[Data excerpts]

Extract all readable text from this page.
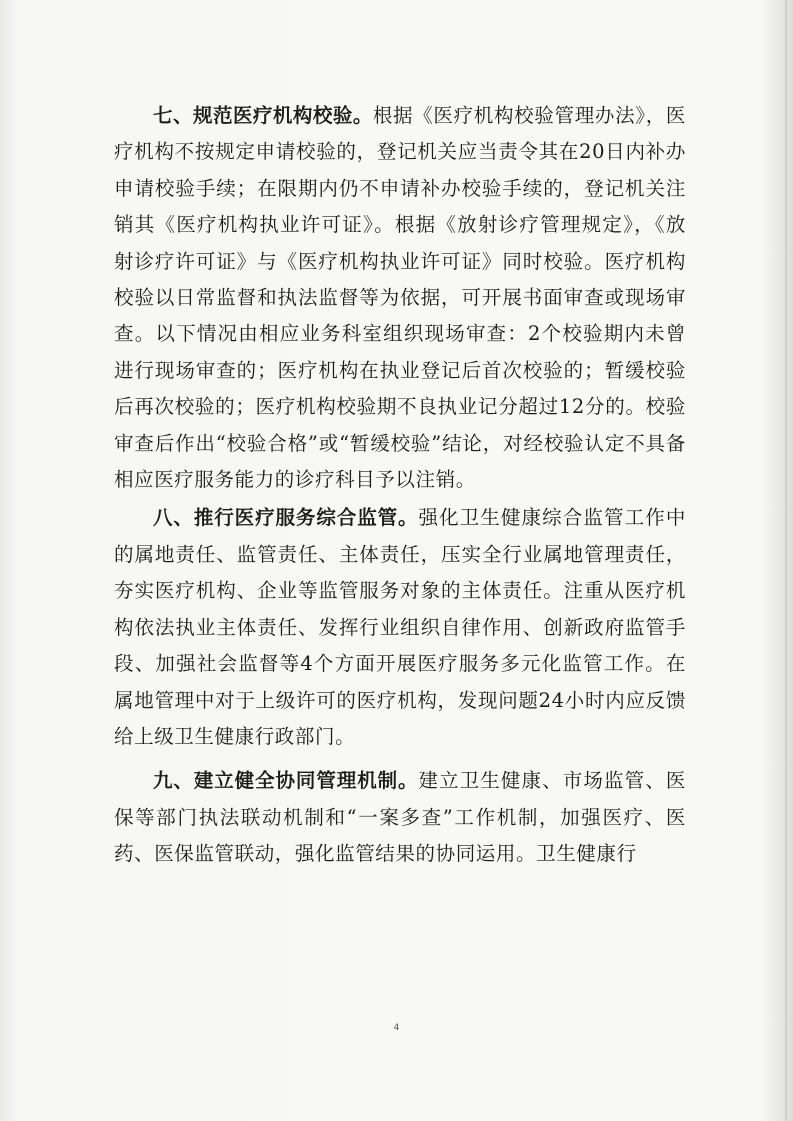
七、规范医疗机构校验。根据《医疗机构校验管理办法》，医疗机构不按规定申请校验的，登记机关应当责令其在20日内补办申请校验手续；在限期内仍不申请补办校验手续的，登记机关注销其《医疗机构执业许可证》。根据《放射诊疗管理规定》，《放射诊疗许可证》与《医疗机构执业许可证》同时校验。医疗机构校验以日常监督和执法监督等为依据，可开展书面审查或现场审查。以下情况由相应业务科室组织现场审查：2个校验期内未曾进行现场审查的；医疗机构在执业登记后首次校验的；暂缓校验后再次校验的；医疗机构校验期不良执业记分超过12分的。校验审查后作出“校验合格”或“暂缓校验”结论，对经校验认定不具备相应医疗服务能力的诊疗科目予以注销。

八、推行医疗服务综合监管。强化卫生健康综合监管工作中的属地责任、监管责任、主体责任，压实全行业属地管理责任，夯实医疗机构、企业等监管服务对象的主体责任。注重从医疗机构依法执业主体责任、发挥行业组织自律作用、创新政府监管手段、加强社会监督等4个方面开展医疗服务多元化监管工作。在属地管理中对于上级许可的医疗机构，发现问题24小时内应反馈给上级卫生健康行政部门。

九、建立健全协同管理机制。建立卫生健康、市场监管、医保等部门执法联动机制和“一案多查”工作机制，加强医疗、医药、医保监管联动，强化监管结果的协同运用。卫生健康行

4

» What you have to do:
Your copy should match the entries exactly, minus the pictures.

» Result for this exercise:
Extract all readable text from this page.
七、规范医疗机构校验。根据《医疗机构校验管理办法》，医疗机构不按规定申请校验的，登记机关应当责令其在20日内补办申请校验手续；在限期内仍不申请补办校验手续的，登记机关注销其《医疗机构执业许可证》。根据《放射诊疗管理规定》，《放射诊疗许可证》与《医疗机构执业许可证》同时校验。医疗机构校验以日常监督和执法监督等为依据，可开展书面审查或现场审查。以下情况由相应业务科室组织现场审查：2个校验期内未曾进行现场审查的；医疗机构在执业登记后首次校验的；暂缓校验后再次校验的；医疗机构校验期不良执业记分超过12分的。校验审查后作出“校验合格”或“暂缓校验”结论，对经校验认定不具备相应医疗服务能力的诊疗科目予以注销。

八、推行医疗服务综合监管。强化卫生健康综合监管工作中的属地责任、监管责任、主体责任，压实全行业属地管理责任，夯实医疗机构、企业等监管服务对象的主体责任。注重从医疗机构依法执业主体责任、发挥行业组织自律作用、创新政府监管手段、加强社会监督等4个方面开展医疗服务多元化监管工作。在属地管理中对于上级许可的医疗机构，发现问题24小时内应反馈给上级卫生健康行政部门。

九、建立健全协同管理机制。建立卫生健康、市场监管、医保等部门执法联动机制和“一案多查”工作机制，加强医疗、医药、医保监管联动，强化监管结果的协同运用。卫生健康行

4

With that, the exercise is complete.